Recorded data:
Begin
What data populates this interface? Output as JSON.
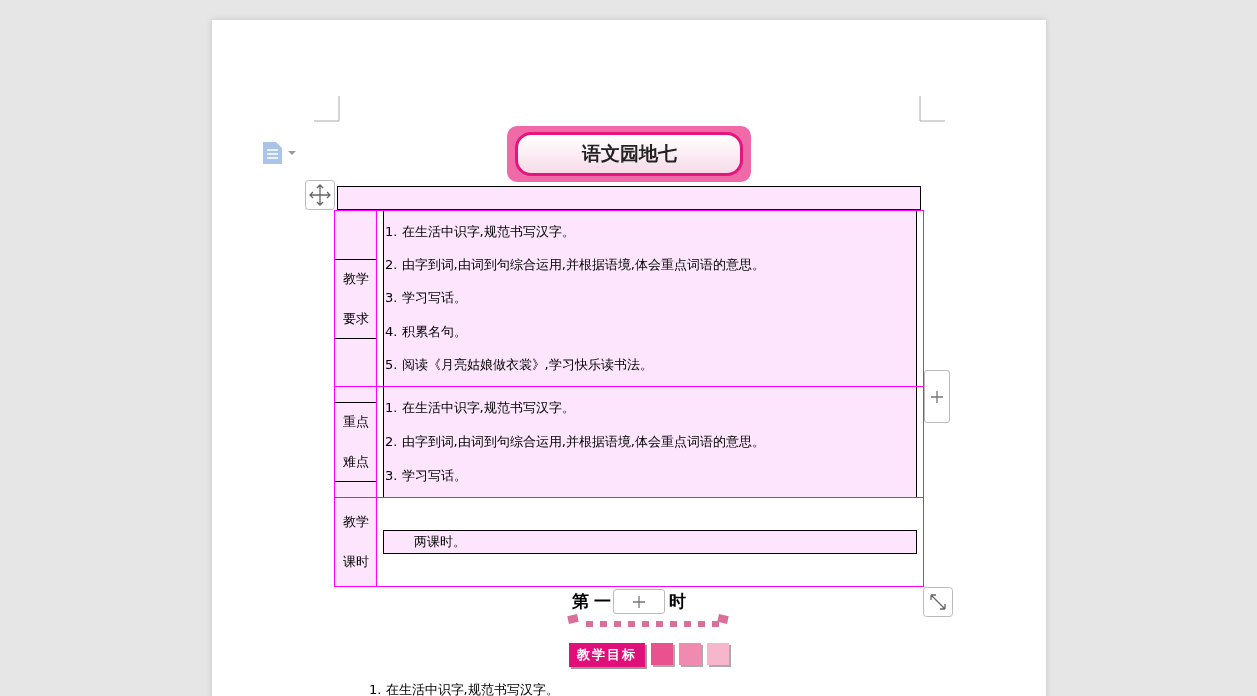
{
  "title_banner": "语文园地七",
  "table": {
    "rows": [
      {
        "kind": "list",
        "label": [
          "教学",
          "要求"
        ],
        "items": [
          "1. 在生活中识字,规范书写汉字。",
          "2. 由字到词,由词到句综合运用,并根据语境,体会重点词语的意思。",
          "3. 学习写话。",
          "4. 积累名句。",
          "5. 阅读《月亮姑娘做衣裳》,学习快乐读书法。"
        ]
      },
      {
        "kind": "list",
        "label": [
          "重点",
          "难点"
        ],
        "items": [
          "1. 在生活中识字,规范书写汉字。",
          "2. 由字到词,由词到句综合运用,并根据语境,体会重点词语的意思。",
          "3. 学习写话。"
        ]
      },
      {
        "kind": "box",
        "label": [
          "教学",
          "课时"
        ],
        "items": [
          "两课时。"
        ]
      }
    ]
  },
  "section": {
    "heading_start": "第 一",
    "heading_end": "时",
    "tag": "教学目标"
  },
  "body": [
    "1. 在生活中识字,规范书写汉字。"
  ]
}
End
◆ **What is asked**
Set each line of the records down exactly, leaving every picture out.

◆ **Solution**
What data populates this interface? Output as JSON.
{
  "title_banner": "语文园地七",
  "table": {
    "rows": [
      {
        "kind": "list",
        "label": [
          "教学",
          "要求"
        ],
        "items": [
          "1. 在生活中识字,规范书写汉字。",
          "2. 由字到词,由词到句综合运用,并根据语境,体会重点词语的意思。",
          "3. 学习写话。",
          "4. 积累名句。",
          "5. 阅读《月亮姑娘做衣裳》,学习快乐读书法。"
        ]
      },
      {
        "kind": "list",
        "label": [
          "重点",
          "难点"
        ],
        "items": [
          "1. 在生活中识字,规范书写汉字。",
          "2. 由字到词,由词到句综合运用,并根据语境,体会重点词语的意思。",
          "3. 学习写话。"
        ]
      },
      {
        "kind": "box",
        "label": [
          "教学",
          "课时"
        ],
        "items": [
          "两课时。"
        ]
      }
    ]
  },
  "section": {
    "heading_start": "第 一",
    "heading_end": "时",
    "tag": "教学目标"
  },
  "body": [
    "1. 在生活中识字,规范书写汉字。"
  ]
}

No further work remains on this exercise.